**Data for processing:**

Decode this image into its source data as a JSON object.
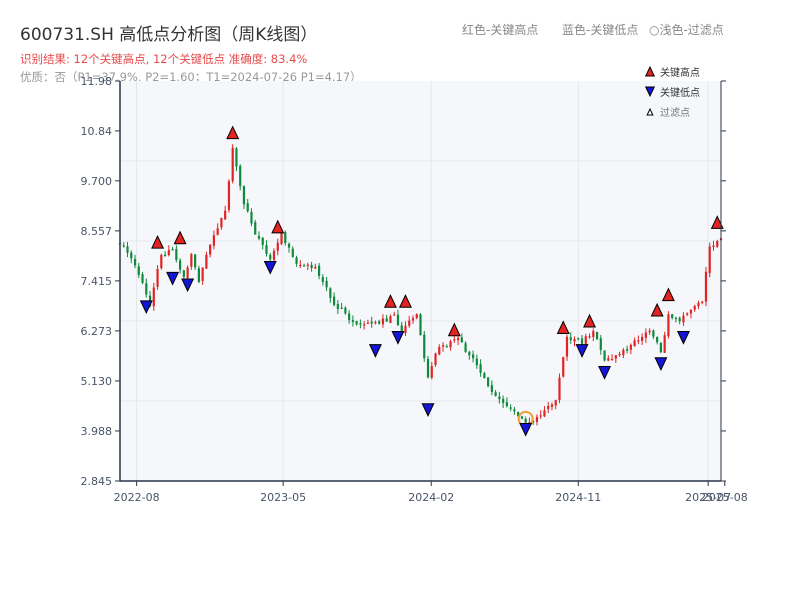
{
  "header": {
    "title": "600731.SH 高低点分析图（周K线图）",
    "result_text": "识别结果: 12个关键高点, 12个关键低点   准确度: 83.4%",
    "quality_text": "优质：否（P1=37.9%, P2=1.60；T1=2024-07-26 P1=4.17）",
    "legend_red": "红色-关键高点",
    "legend_blue": "蓝色-关键低点",
    "legend_light": "○浅色-过滤点"
  },
  "colors": {
    "up": "#e02424",
    "down": "#0f8a3c",
    "high_marker": "#e32222",
    "low_marker": "#1515d6",
    "filtered_marker": "#f0a030",
    "plot_bg": "#f5f7fa",
    "grid": "#e4e7ec",
    "axis": "#2a3546",
    "result_text": "#e84a4a"
  },
  "chart_data": {
    "type": "candlestick",
    "y_ticks": [
      "2.845",
      "3.988",
      "5.130",
      "6.273",
      "7.415",
      "8.557",
      "9.700",
      "10.84",
      "11.98"
    ],
    "y_tick_values": [
      2.845,
      3.988,
      5.13,
      6.273,
      7.415,
      8.557,
      9.7,
      10.84,
      11.98
    ],
    "ylim": [
      2.845,
      11.98
    ],
    "x_ticks": [
      "2022-08",
      "2023-05",
      "2024-02",
      "2024-11",
      "2025-07",
      "2025-08"
    ],
    "x_tick_dates": [
      "2022-08-01",
      "2023-05-01",
      "2024-02-01",
      "2024-11-01",
      "2025-07-01",
      "2025-08-01"
    ],
    "x_range": [
      "2022-07-01",
      "2025-07-25"
    ],
    "grid": true,
    "legend": {
      "position": "top-right",
      "entries": [
        {
          "label": "关键高点",
          "marker": "up-triangle"
        },
        {
          "label": "关键低点",
          "marker": "down-triangle"
        },
        {
          "label": "过滤点",
          "marker": "small-triangle"
        }
      ]
    },
    "anchors": [
      [
        "2022-07-01",
        8.3
      ],
      [
        "2022-08-05",
        7.6
      ],
      [
        "2022-08-26",
        6.9
      ],
      [
        "2022-09-16",
        8.0
      ],
      [
        "2022-10-07",
        8.1
      ],
      [
        "2022-10-28",
        7.5
      ],
      [
        "2022-11-11",
        8.0
      ],
      [
        "2022-11-25",
        7.4
      ],
      [
        "2022-12-16",
        8.3
      ],
      [
        "2023-01-13",
        9.0
      ],
      [
        "2023-01-27",
        10.5
      ],
      [
        "2023-02-17",
        9.2
      ],
      [
        "2023-03-10",
        8.5
      ],
      [
        "2023-04-07",
        7.9
      ],
      [
        "2023-04-28",
        8.5
      ],
      [
        "2023-05-26",
        7.8
      ],
      [
        "2023-06-30",
        7.7
      ],
      [
        "2023-08-04",
        6.9
      ],
      [
        "2023-09-15",
        6.4
      ],
      [
        "2023-10-13",
        6.4
      ],
      [
        "2023-11-24",
        6.6
      ],
      [
        "2023-12-08",
        6.3
      ],
      [
        "2024-01-05",
        6.7
      ],
      [
        "2024-01-26",
        5.2
      ],
      [
        "2024-02-09",
        5.8
      ],
      [
        "2024-03-22",
        6.1
      ],
      [
        "2024-04-19",
        5.6
      ],
      [
        "2024-05-24",
        4.9
      ],
      [
        "2024-06-28",
        4.5
      ],
      [
        "2024-07-26",
        4.2
      ],
      [
        "2024-08-23",
        4.3
      ],
      [
        "2024-09-20",
        4.7
      ],
      [
        "2024-10-11",
        6.1
      ],
      [
        "2024-10-25",
        6.1
      ],
      [
        "2024-11-08",
        6.0
      ],
      [
        "2024-11-29",
        6.3
      ],
      [
        "2024-12-20",
        5.6
      ],
      [
        "2025-01-10",
        5.7
      ],
      [
        "2025-02-14",
        6.0
      ],
      [
        "2025-03-14",
        6.3
      ],
      [
        "2025-04-04",
        5.8
      ],
      [
        "2025-04-18",
        6.6
      ],
      [
        "2025-05-09",
        6.5
      ],
      [
        "2025-05-30",
        6.7
      ],
      [
        "2025-06-20",
        7.0
      ],
      [
        "2025-07-04",
        8.2
      ],
      [
        "2025-07-25",
        8.4
      ]
    ],
    "key_highs": [
      {
        "date": "2022-09-09",
        "price": 8.3
      },
      {
        "date": "2022-10-21",
        "price": 8.4
      },
      {
        "date": "2023-01-27",
        "price": 10.8
      },
      {
        "date": "2023-04-21",
        "price": 8.65
      },
      {
        "date": "2023-11-17",
        "price": 6.95
      },
      {
        "date": "2023-12-15",
        "price": 6.95
      },
      {
        "date": "2024-03-15",
        "price": 6.3
      },
      {
        "date": "2024-10-04",
        "price": 6.35
      },
      {
        "date": "2024-11-22",
        "price": 6.5
      },
      {
        "date": "2025-03-28",
        "price": 6.75
      },
      {
        "date": "2025-04-18",
        "price": 7.1
      },
      {
        "date": "2025-07-18",
        "price": 8.75
      }
    ],
    "key_lows": [
      {
        "date": "2022-08-19",
        "price": 7.05
      },
      {
        "date": "2022-10-07",
        "price": 7.7
      },
      {
        "date": "2022-11-04",
        "price": 7.55
      },
      {
        "date": "2023-04-07",
        "price": 7.95
      },
      {
        "date": "2023-10-20",
        "price": 6.05
      },
      {
        "date": "2023-12-01",
        "price": 6.35
      },
      {
        "date": "2024-01-26",
        "price": 4.7
      },
      {
        "date": "2024-07-26",
        "price": 4.25
      },
      {
        "date": "2024-11-08",
        "price": 6.05
      },
      {
        "date": "2024-12-20",
        "price": 5.55
      },
      {
        "date": "2025-04-04",
        "price": 5.75
      },
      {
        "date": "2025-05-16",
        "price": 6.35
      }
    ],
    "filtered_points": [
      {
        "date": "2024-07-26",
        "price": 4.15
      }
    ]
  }
}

**Exercise:**
Do not include images; quote all of the entries above exactly.

**Task solution:**
Decode this image into its source data as a JSON object.
{
  "header": {
    "title": "600731.SH 高低点分析图（周K线图）",
    "result_text": "识别结果: 12个关键高点, 12个关键低点   准确度: 83.4%",
    "quality_text": "优质：否（P1=37.9%, P2=1.60；T1=2024-07-26 P1=4.17）",
    "legend_red": "红色-关键高点",
    "legend_blue": "蓝色-关键低点",
    "legend_light": "○浅色-过滤点"
  },
  "colors": {
    "up": "#e02424",
    "down": "#0f8a3c",
    "high_marker": "#e32222",
    "low_marker": "#1515d6",
    "filtered_marker": "#f0a030",
    "plot_bg": "#f5f7fa",
    "grid": "#e4e7ec",
    "axis": "#2a3546",
    "result_text": "#e84a4a"
  },
  "chart_data": {
    "type": "candlestick",
    "y_ticks": [
      "2.845",
      "3.988",
      "5.130",
      "6.273",
      "7.415",
      "8.557",
      "9.700",
      "10.84",
      "11.98"
    ],
    "y_tick_values": [
      2.845,
      3.988,
      5.13,
      6.273,
      7.415,
      8.557,
      9.7,
      10.84,
      11.98
    ],
    "ylim": [
      2.845,
      11.98
    ],
    "x_ticks": [
      "2022-08",
      "2023-05",
      "2024-02",
      "2024-11",
      "2025-07",
      "2025-08"
    ],
    "x_tick_dates": [
      "2022-08-01",
      "2023-05-01",
      "2024-02-01",
      "2024-11-01",
      "2025-07-01",
      "2025-08-01"
    ],
    "x_range": [
      "2022-07-01",
      "2025-07-25"
    ],
    "grid": true,
    "legend": {
      "position": "top-right",
      "entries": [
        {
          "label": "关键高点",
          "marker": "up-triangle"
        },
        {
          "label": "关键低点",
          "marker": "down-triangle"
        },
        {
          "label": "过滤点",
          "marker": "small-triangle"
        }
      ]
    },
    "anchors": [
      [
        "2022-07-01",
        8.3
      ],
      [
        "2022-08-05",
        7.6
      ],
      [
        "2022-08-26",
        6.9
      ],
      [
        "2022-09-16",
        8.0
      ],
      [
        "2022-10-07",
        8.1
      ],
      [
        "2022-10-28",
        7.5
      ],
      [
        "2022-11-11",
        8.0
      ],
      [
        "2022-11-25",
        7.4
      ],
      [
        "2022-12-16",
        8.3
      ],
      [
        "2023-01-13",
        9.0
      ],
      [
        "2023-01-27",
        10.5
      ],
      [
        "2023-02-17",
        9.2
      ],
      [
        "2023-03-10",
        8.5
      ],
      [
        "2023-04-07",
        7.9
      ],
      [
        "2023-04-28",
        8.5
      ],
      [
        "2023-05-26",
        7.8
      ],
      [
        "2023-06-30",
        7.7
      ],
      [
        "2023-08-04",
        6.9
      ],
      [
        "2023-09-15",
        6.4
      ],
      [
        "2023-10-13",
        6.4
      ],
      [
        "2023-11-24",
        6.6
      ],
      [
        "2023-12-08",
        6.3
      ],
      [
        "2024-01-05",
        6.7
      ],
      [
        "2024-01-26",
        5.2
      ],
      [
        "2024-02-09",
        5.8
      ],
      [
        "2024-03-22",
        6.1
      ],
      [
        "2024-04-19",
        5.6
      ],
      [
        "2024-05-24",
        4.9
      ],
      [
        "2024-06-28",
        4.5
      ],
      [
        "2024-07-26",
        4.2
      ],
      [
        "2024-08-23",
        4.3
      ],
      [
        "2024-09-20",
        4.7
      ],
      [
        "2024-10-11",
        6.1
      ],
      [
        "2024-10-25",
        6.1
      ],
      [
        "2024-11-08",
        6.0
      ],
      [
        "2024-11-29",
        6.3
      ],
      [
        "2024-12-20",
        5.6
      ],
      [
        "2025-01-10",
        5.7
      ],
      [
        "2025-02-14",
        6.0
      ],
      [
        "2025-03-14",
        6.3
      ],
      [
        "2025-04-04",
        5.8
      ],
      [
        "2025-04-18",
        6.6
      ],
      [
        "2025-05-09",
        6.5
      ],
      [
        "2025-05-30",
        6.7
      ],
      [
        "2025-06-20",
        7.0
      ],
      [
        "2025-07-04",
        8.2
      ],
      [
        "2025-07-25",
        8.4
      ]
    ],
    "key_highs": [
      {
        "date": "2022-09-09",
        "price": 8.3
      },
      {
        "date": "2022-10-21",
        "price": 8.4
      },
      {
        "date": "2023-01-27",
        "price": 10.8
      },
      {
        "date": "2023-04-21",
        "price": 8.65
      },
      {
        "date": "2023-11-17",
        "price": 6.95
      },
      {
        "date": "2023-12-15",
        "price": 6.95
      },
      {
        "date": "2024-03-15",
        "price": 6.3
      },
      {
        "date": "2024-10-04",
        "price": 6.35
      },
      {
        "date": "2024-11-22",
        "price": 6.5
      },
      {
        "date": "2025-03-28",
        "price": 6.75
      },
      {
        "date": "2025-04-18",
        "price": 7.1
      },
      {
        "date": "2025-07-18",
        "price": 8.75
      }
    ],
    "key_lows": [
      {
        "date": "2022-08-19",
        "price": 7.05
      },
      {
        "date": "2022-10-07",
        "price": 7.7
      },
      {
        "date": "2022-11-04",
        "price": 7.55
      },
      {
        "date": "2023-04-07",
        "price": 7.95
      },
      {
        "date": "2023-10-20",
        "price": 6.05
      },
      {
        "date": "2023-12-01",
        "price": 6.35
      },
      {
        "date": "2024-01-26",
        "price": 4.7
      },
      {
        "date": "2024-07-26",
        "price": 4.25
      },
      {
        "date": "2024-11-08",
        "price": 6.05
      },
      {
        "date": "2024-12-20",
        "price": 5.55
      },
      {
        "date": "2025-04-04",
        "price": 5.75
      },
      {
        "date": "2025-05-16",
        "price": 6.35
      }
    ],
    "filtered_points": [
      {
        "date": "2024-07-26",
        "price": 4.15
      }
    ]
  }
}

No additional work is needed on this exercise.